▸ **Directive**: No images are to be carried over; print all other material exactly as it stands.

▸ **The records**:

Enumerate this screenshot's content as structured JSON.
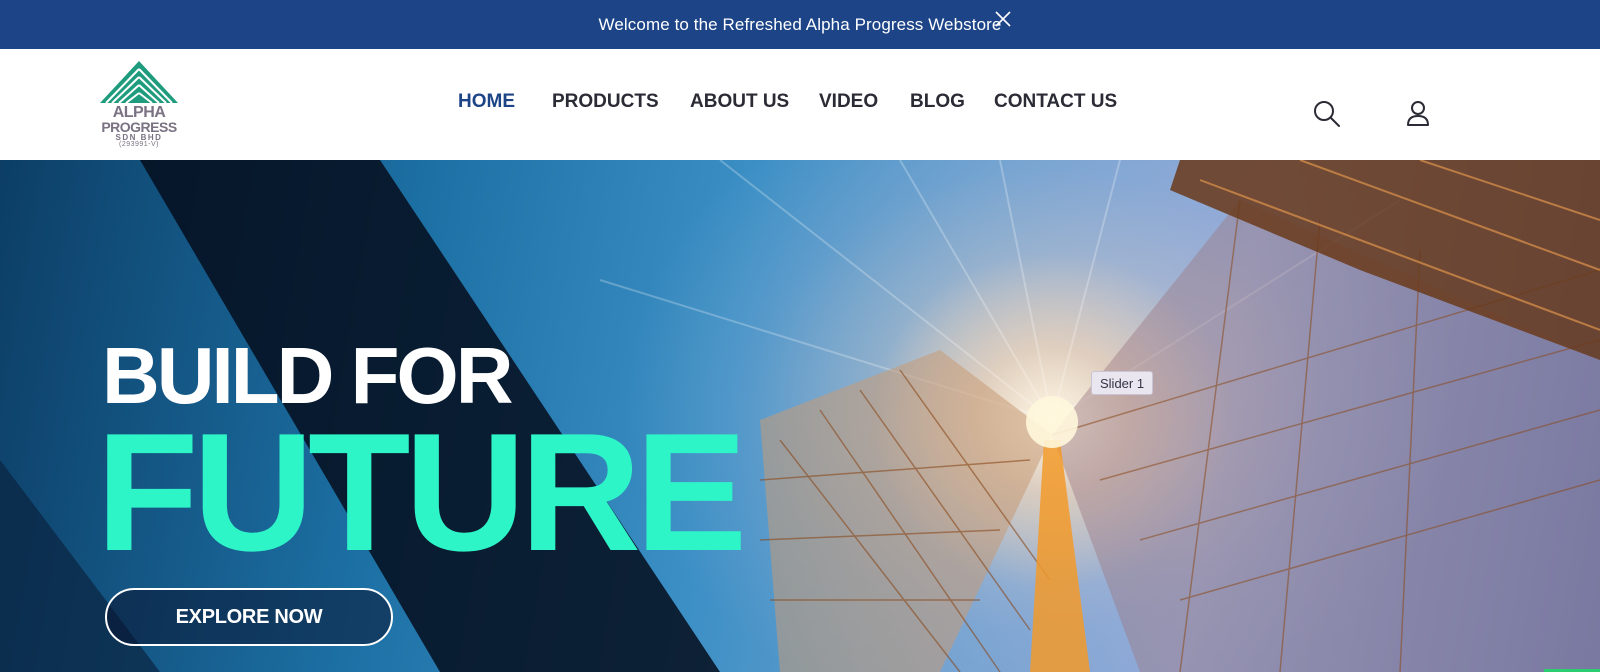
{
  "announcement": {
    "text": "Welcome to the Refreshed Alpha Progress Webstore",
    "close_icon": "close-icon"
  },
  "logo": {
    "line1": "ALPHA",
    "line2": "PROGRESS",
    "line3": "SDN BHD",
    "line4": "(293991-V)"
  },
  "nav": {
    "items": [
      {
        "label": "HOME",
        "active": true
      },
      {
        "label": "PRODUCTS",
        "active": false
      },
      {
        "label": "ABOUT US",
        "active": false
      },
      {
        "label": "VIDEO",
        "active": false
      },
      {
        "label": "BLOG",
        "active": false
      },
      {
        "label": "CONTACT US",
        "active": false
      }
    ]
  },
  "header_icons": {
    "search": "search-icon",
    "account": "user-icon"
  },
  "hero": {
    "headline_1": "BUILD FOR",
    "headline_2": "FUTURE",
    "cta_label": "EXPLORE NOW",
    "slider_label": "Slider 1"
  },
  "colors": {
    "announcement_bg": "#1c4487",
    "nav_active": "#1c4487",
    "nav_text": "#2b2b35",
    "headline_accent": "#2ef5c8",
    "logo_green": "#1f9c7d"
  }
}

▸ **Output for this task**:
Enumerate this screenshot's content as structured JSON.
{
  "announcement": {
    "text": "Welcome to the Refreshed Alpha Progress Webstore",
    "close_icon": "close-icon"
  },
  "logo": {
    "line1": "ALPHA",
    "line2": "PROGRESS",
    "line3": "SDN BHD",
    "line4": "(293991-V)"
  },
  "nav": {
    "items": [
      {
        "label": "HOME",
        "active": true
      },
      {
        "label": "PRODUCTS",
        "active": false
      },
      {
        "label": "ABOUT US",
        "active": false
      },
      {
        "label": "VIDEO",
        "active": false
      },
      {
        "label": "BLOG",
        "active": false
      },
      {
        "label": "CONTACT US",
        "active": false
      }
    ]
  },
  "header_icons": {
    "search": "search-icon",
    "account": "user-icon"
  },
  "hero": {
    "headline_1": "BUILD FOR",
    "headline_2": "FUTURE",
    "cta_label": "EXPLORE NOW",
    "slider_label": "Slider 1"
  },
  "colors": {
    "announcement_bg": "#1c4487",
    "nav_active": "#1c4487",
    "nav_text": "#2b2b35",
    "headline_accent": "#2ef5c8",
    "logo_green": "#1f9c7d"
  }
}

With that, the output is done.